DO THIS: Drop the pictures from the entries below, then reproduce the rest exactly.

THE DATA:
----------

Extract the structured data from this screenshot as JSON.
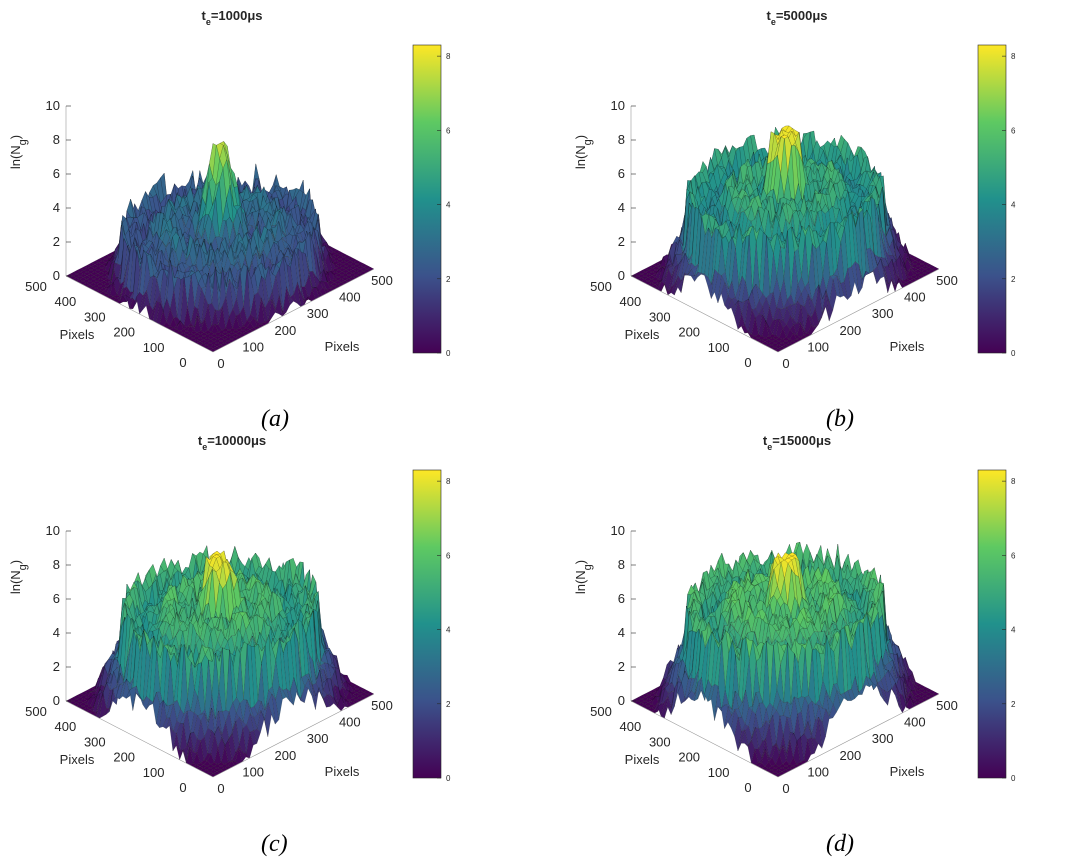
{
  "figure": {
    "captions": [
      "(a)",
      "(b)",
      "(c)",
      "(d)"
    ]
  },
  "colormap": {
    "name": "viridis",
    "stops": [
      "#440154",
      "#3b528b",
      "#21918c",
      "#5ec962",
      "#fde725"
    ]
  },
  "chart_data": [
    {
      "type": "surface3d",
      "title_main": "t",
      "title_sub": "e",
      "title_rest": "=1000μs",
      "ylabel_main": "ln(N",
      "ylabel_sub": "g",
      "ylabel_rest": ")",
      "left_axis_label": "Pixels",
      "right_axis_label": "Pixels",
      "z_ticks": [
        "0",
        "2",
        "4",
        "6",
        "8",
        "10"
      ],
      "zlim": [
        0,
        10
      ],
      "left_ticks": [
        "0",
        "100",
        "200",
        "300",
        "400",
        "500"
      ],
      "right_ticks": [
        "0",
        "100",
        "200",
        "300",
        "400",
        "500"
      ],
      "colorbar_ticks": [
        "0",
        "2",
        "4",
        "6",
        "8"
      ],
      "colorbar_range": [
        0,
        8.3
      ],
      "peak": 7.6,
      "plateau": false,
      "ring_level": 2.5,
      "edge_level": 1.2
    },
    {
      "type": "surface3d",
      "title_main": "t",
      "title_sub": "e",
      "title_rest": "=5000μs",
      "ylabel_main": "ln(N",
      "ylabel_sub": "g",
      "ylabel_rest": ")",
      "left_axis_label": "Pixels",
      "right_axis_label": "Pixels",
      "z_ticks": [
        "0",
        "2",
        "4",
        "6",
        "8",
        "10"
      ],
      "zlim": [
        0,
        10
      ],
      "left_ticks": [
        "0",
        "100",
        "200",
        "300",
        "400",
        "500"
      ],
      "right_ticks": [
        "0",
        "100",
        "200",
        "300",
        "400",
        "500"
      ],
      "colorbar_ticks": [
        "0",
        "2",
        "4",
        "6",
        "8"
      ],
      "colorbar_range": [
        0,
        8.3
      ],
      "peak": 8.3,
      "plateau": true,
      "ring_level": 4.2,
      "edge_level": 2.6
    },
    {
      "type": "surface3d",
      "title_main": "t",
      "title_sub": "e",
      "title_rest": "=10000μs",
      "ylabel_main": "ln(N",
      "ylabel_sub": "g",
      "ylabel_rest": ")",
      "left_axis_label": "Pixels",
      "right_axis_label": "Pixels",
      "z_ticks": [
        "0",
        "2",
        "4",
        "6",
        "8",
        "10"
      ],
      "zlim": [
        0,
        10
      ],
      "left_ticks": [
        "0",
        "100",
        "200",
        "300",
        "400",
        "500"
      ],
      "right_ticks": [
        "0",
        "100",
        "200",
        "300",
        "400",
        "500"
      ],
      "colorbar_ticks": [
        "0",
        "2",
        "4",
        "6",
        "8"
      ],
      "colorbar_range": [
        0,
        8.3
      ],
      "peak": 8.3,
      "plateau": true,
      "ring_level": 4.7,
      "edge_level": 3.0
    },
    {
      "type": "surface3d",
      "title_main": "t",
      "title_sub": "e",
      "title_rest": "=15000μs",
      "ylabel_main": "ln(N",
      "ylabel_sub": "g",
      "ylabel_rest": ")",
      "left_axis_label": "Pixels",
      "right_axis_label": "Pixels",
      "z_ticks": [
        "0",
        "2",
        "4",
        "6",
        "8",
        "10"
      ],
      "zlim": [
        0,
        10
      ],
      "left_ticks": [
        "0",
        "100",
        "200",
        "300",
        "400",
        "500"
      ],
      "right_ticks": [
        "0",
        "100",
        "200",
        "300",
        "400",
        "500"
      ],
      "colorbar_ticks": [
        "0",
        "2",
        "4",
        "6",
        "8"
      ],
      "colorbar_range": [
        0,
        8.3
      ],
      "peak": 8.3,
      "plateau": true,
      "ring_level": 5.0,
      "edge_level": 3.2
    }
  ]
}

----------

OUTPUT BELOW:
Extract the structured data from this screenshot as JSON.
{
  "figure": {
    "captions": [
      "(a)",
      "(b)",
      "(c)",
      "(d)"
    ]
  },
  "colormap": {
    "name": "viridis",
    "stops": [
      "#440154",
      "#3b528b",
      "#21918c",
      "#5ec962",
      "#fde725"
    ]
  },
  "chart_data": [
    {
      "type": "surface3d",
      "title_main": "t",
      "title_sub": "e",
      "title_rest": "=1000μs",
      "ylabel_main": "ln(N",
      "ylabel_sub": "g",
      "ylabel_rest": ")",
      "left_axis_label": "Pixels",
      "right_axis_label": "Pixels",
      "z_ticks": [
        "0",
        "2",
        "4",
        "6",
        "8",
        "10"
      ],
      "zlim": [
        0,
        10
      ],
      "left_ticks": [
        "0",
        "100",
        "200",
        "300",
        "400",
        "500"
      ],
      "right_ticks": [
        "0",
        "100",
        "200",
        "300",
        "400",
        "500"
      ],
      "colorbar_ticks": [
        "0",
        "2",
        "4",
        "6",
        "8"
      ],
      "colorbar_range": [
        0,
        8.3
      ],
      "peak": 7.6,
      "plateau": false,
      "ring_level": 2.5,
      "edge_level": 1.2
    },
    {
      "type": "surface3d",
      "title_main": "t",
      "title_sub": "e",
      "title_rest": "=5000μs",
      "ylabel_main": "ln(N",
      "ylabel_sub": "g",
      "ylabel_rest": ")",
      "left_axis_label": "Pixels",
      "right_axis_label": "Pixels",
      "z_ticks": [
        "0",
        "2",
        "4",
        "6",
        "8",
        "10"
      ],
      "zlim": [
        0,
        10
      ],
      "left_ticks": [
        "0",
        "100",
        "200",
        "300",
        "400",
        "500"
      ],
      "right_ticks": [
        "0",
        "100",
        "200",
        "300",
        "400",
        "500"
      ],
      "colorbar_ticks": [
        "0",
        "2",
        "4",
        "6",
        "8"
      ],
      "colorbar_range": [
        0,
        8.3
      ],
      "peak": 8.3,
      "plateau": true,
      "ring_level": 4.2,
      "edge_level": 2.6
    },
    {
      "type": "surface3d",
      "title_main": "t",
      "title_sub": "e",
      "title_rest": "=10000μs",
      "ylabel_main": "ln(N",
      "ylabel_sub": "g",
      "ylabel_rest": ")",
      "left_axis_label": "Pixels",
      "right_axis_label": "Pixels",
      "z_ticks": [
        "0",
        "2",
        "4",
        "6",
        "8",
        "10"
      ],
      "zlim": [
        0,
        10
      ],
      "left_ticks": [
        "0",
        "100",
        "200",
        "300",
        "400",
        "500"
      ],
      "right_ticks": [
        "0",
        "100",
        "200",
        "300",
        "400",
        "500"
      ],
      "colorbar_ticks": [
        "0",
        "2",
        "4",
        "6",
        "8"
      ],
      "colorbar_range": [
        0,
        8.3
      ],
      "peak": 8.3,
      "plateau": true,
      "ring_level": 4.7,
      "edge_level": 3.0
    },
    {
      "type": "surface3d",
      "title_main": "t",
      "title_sub": "e",
      "title_rest": "=15000μs",
      "ylabel_main": "ln(N",
      "ylabel_sub": "g",
      "ylabel_rest": ")",
      "left_axis_label": "Pixels",
      "right_axis_label": "Pixels",
      "z_ticks": [
        "0",
        "2",
        "4",
        "6",
        "8",
        "10"
      ],
      "zlim": [
        0,
        10
      ],
      "left_ticks": [
        "0",
        "100",
        "200",
        "300",
        "400",
        "500"
      ],
      "right_ticks": [
        "0",
        "100",
        "200",
        "300",
        "400",
        "500"
      ],
      "colorbar_ticks": [
        "0",
        "2",
        "4",
        "6",
        "8"
      ],
      "colorbar_range": [
        0,
        8.3
      ],
      "peak": 8.3,
      "plateau": true,
      "ring_level": 5.0,
      "edge_level": 3.2
    }
  ]
}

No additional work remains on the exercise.